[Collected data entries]
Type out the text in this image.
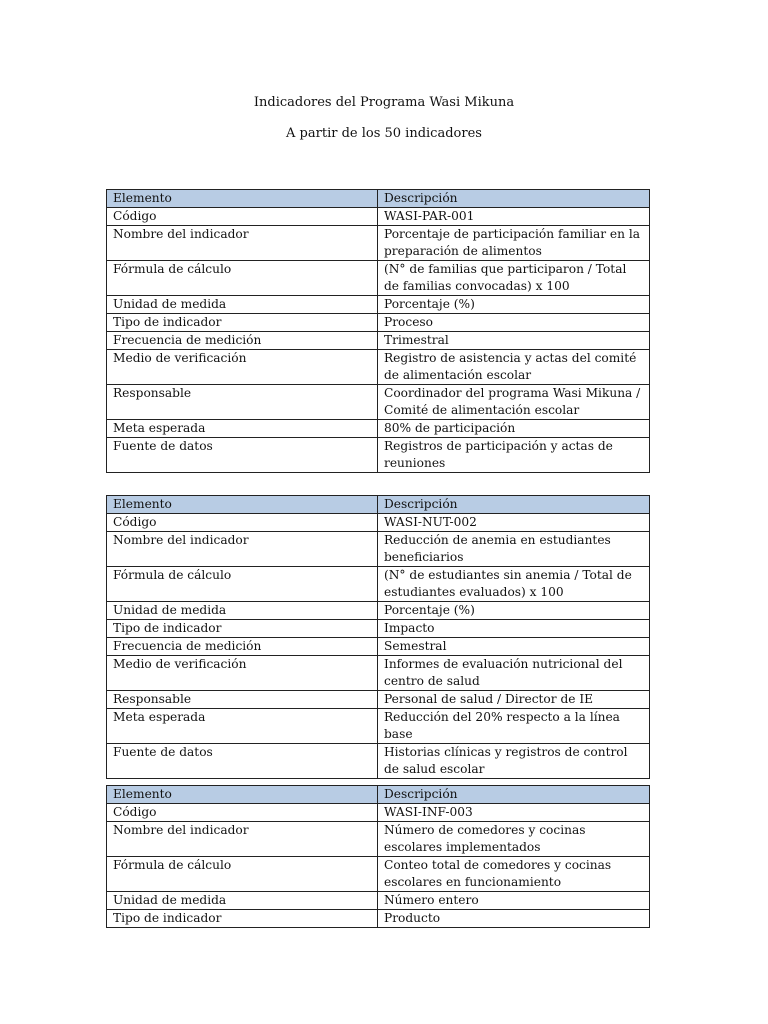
Indicadores del Programa Wasi Mikuna
A partir de los 50 indicadores
Elemento	Descripción
Código	WASI-PAR-001
Nombre del indicador	Porcentaje de participación familiar en la preparación de alimentos
Fórmula de cálculo	(N° de familias que participaron / Total de familias convocadas) x 100
Unidad de medida	Porcentaje (%)
Tipo de indicador	Proceso
Frecuencia de medición	Trimestral
Medio de verificación	Registro de asistencia y actas del comité de alimentación escolar
Responsable	Coordinador del programa Wasi Mikuna / Comité de alimentación escolar
Meta esperada	80% de participación
Fuente de datos	Registros de participación y actas de reuniones
Elemento	Descripción
Código	WASI-NUT-002
Nombre del indicador	Reducción de anemia en estudiantes beneficiarios
Fórmula de cálculo	(N° de estudiantes sin anemia / Total de estudiantes evaluados) x 100
Unidad de medida	Porcentaje (%)
Tipo de indicador	Impacto
Frecuencia de medición	Semestral
Medio de verificación	Informes de evaluación nutricional del centro de salud
Responsable	Personal de salud / Director de IE
Meta esperada	Reducción del 20% respecto a la línea base
Fuente de datos	Historias clínicas y registros de control de salud escolar
Elemento	Descripción
Código	WASI-INF-003
Nombre del indicador	Número de comedores y cocinas escolares implementados
Fórmula de cálculo	Conteo total de comedores y cocinas escolares en funcionamiento
Unidad de medida	Número entero
Tipo de indicador	Producto
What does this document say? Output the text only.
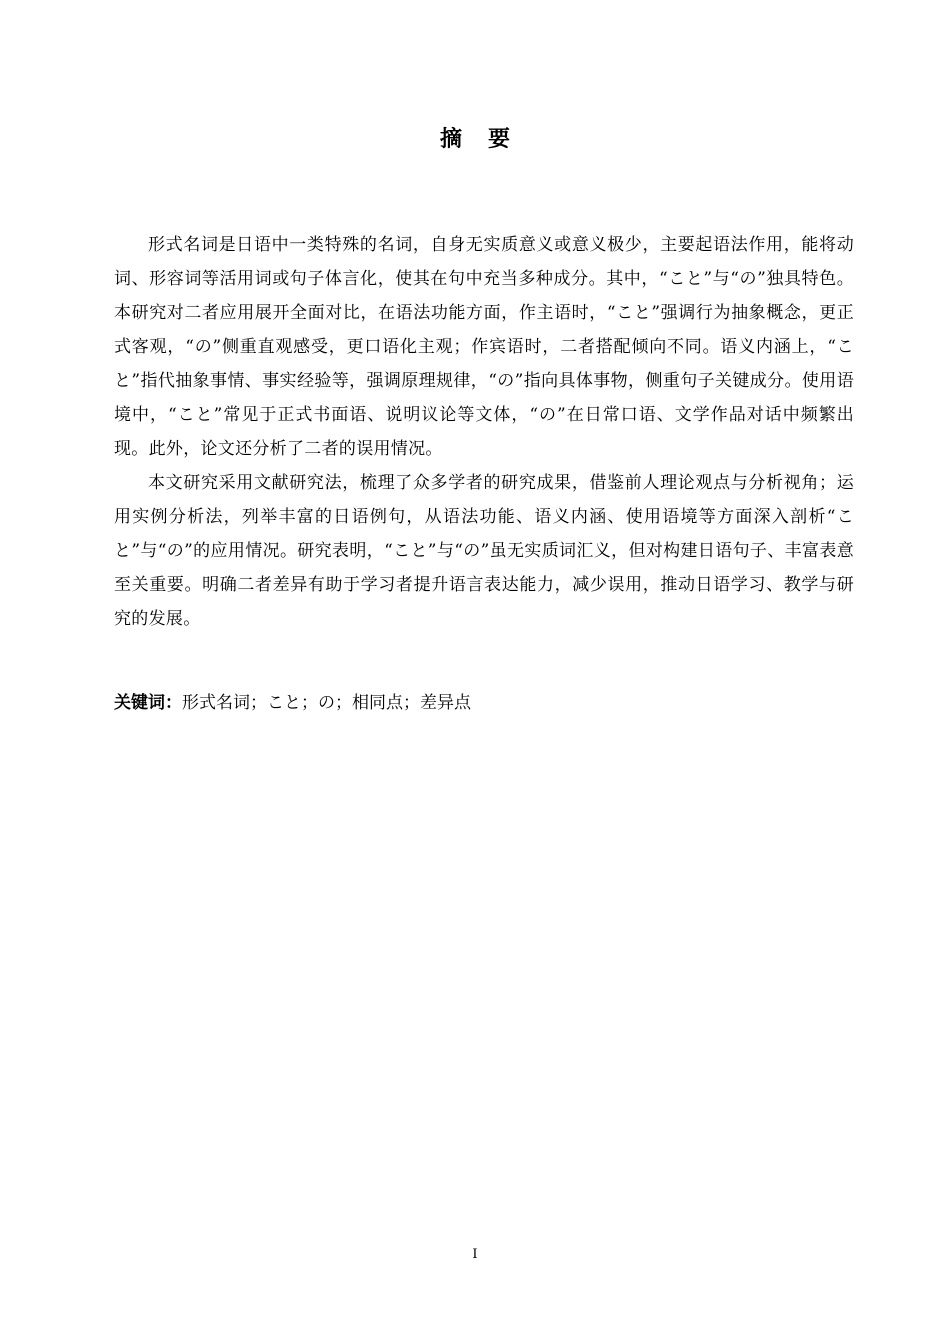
摘要

形式名词是日语中一类特殊的名词，自身无实质意义或意义极少，主要起语法作用，能将动词、形容词等活用词或句子体言化，使其在句中充当多种成分。其中，“こと”与“の”独具特色。本研究对二者应用展开全面对比，在语法功能方面，作主语时，“こと”强调行为抽象概念，更正式客观，“の”侧重直观感受，更口语化主观；作宾语时，二者搭配倾向不同。语义内涵上，“こと”指代抽象事情、事实经验等，强调原理规律，“の”指向具体事物，侧重句子关键成分。使用语境中，“こと”常见于正式书面语、说明议论等文体，“の”在日常口语、文学作品对话中频繁出现。此外，论文还分析了二者的误用情况。

本文研究采用文献研究法，梳理了众多学者的研究成果，借鉴前人理论观点与分析视角；运用实例分析法，列举丰富的日语例句，从语法功能、语义内涵、使用语境等方面深入剖析“こと”与“の”的应用情况。研究表明，“こと”与“の”虽无实质词汇义，但对构建日语句子、丰富表意至关重要。明确二者差异有助于学习者提升语言表达能力，减少误用，推动日语学习、教学与研究的发展。

关键词：形式名词；こと；の；相同点；差异点

I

■ SET TASK ■
Output the material word for word, omitting its pictures.

■ FINAL RESULT ■
Type out the text in this image.
Indicadores del Programa Wasi Mikuna
A partir de los 50 indicadores
Elemento	Descripción
Código	WASI-PAR-001
Nombre del indicador	Porcentaje de participación familiar en la preparación de alimentos
Fórmula de cálculo	(N° de familias que participaron / Total de familias convocadas) x 100
Unidad de medida	Porcentaje (%)
Tipo de indicador	Proceso
Frecuencia de medición	Trimestral
Medio de verificación	Registro de asistencia y actas del comité de alimentación escolar
Responsable	Coordinador del programa Wasi Mikuna / Comité de alimentación escolar
Meta esperada	80% de participación
Fuente de datos	Registros de participación y actas de reuniones
Elemento	Descripción
Código	WASI-NUT-002
Nombre del indicador	Reducción de anemia en estudiantes beneficiarios
Fórmula de cálculo	(N° de estudiantes sin anemia / Total de estudiantes evaluados) x 100
Unidad de medida	Porcentaje (%)
Tipo de indicador	Impacto
Frecuencia de medición	Semestral
Medio de verificación	Informes de evaluación nutricional del centro de salud
Responsable	Personal de salud / Director de IE
Meta esperada	Reducción del 20% respecto a la línea base
Fuente de datos	Historias clínicas y registros de control de salud escolar
Elemento	Descripción
Código	WASI-INF-003
Nombre del indicador	Número de comedores y cocinas escolares implementados
Fórmula de cálculo	Conteo total de comedores y cocinas escolares en funcionamiento
Unidad de medida	Número entero
Tipo de indicador	Producto
What does this document say? Output the text only.
摘要

形式名词是日语中一类特殊的名词，自身无实质意义或意义极少，主要起语法作用，能将动词、形容词等活用词或句子体言化，使其在句中充当多种成分。其中，“こと”与“の”独具特色。本研究对二者应用展开全面对比，在语法功能方面，作主语时，“こと”强调行为抽象概念，更正式客观，“の”侧重直观感受，更口语化主观；作宾语时，二者搭配倾向不同。语义内涵上，“こと”指代抽象事情、事实经验等，强调原理规律，“の”指向具体事物，侧重句子关键成分。使用语境中，“こと”常见于正式书面语、说明议论等文体，“の”在日常口语、文学作品对话中频繁出现。此外，论文还分析了二者的误用情况。

本文研究采用文献研究法，梳理了众多学者的研究成果，借鉴前人理论观点与分析视角；运用实例分析法，列举丰富的日语例句，从语法功能、语义内涵、使用语境等方面深入剖析“こと”与“の”的应用情况。研究表明，“こと”与“の”虽无实质词汇义，但对构建日语句子、丰富表意至关重要。明确二者差异有助于学习者提升语言表达能力，减少误用，推动日语学习、教学与研究的发展。

关键词：形式名词；こと；の；相同点；差异点

I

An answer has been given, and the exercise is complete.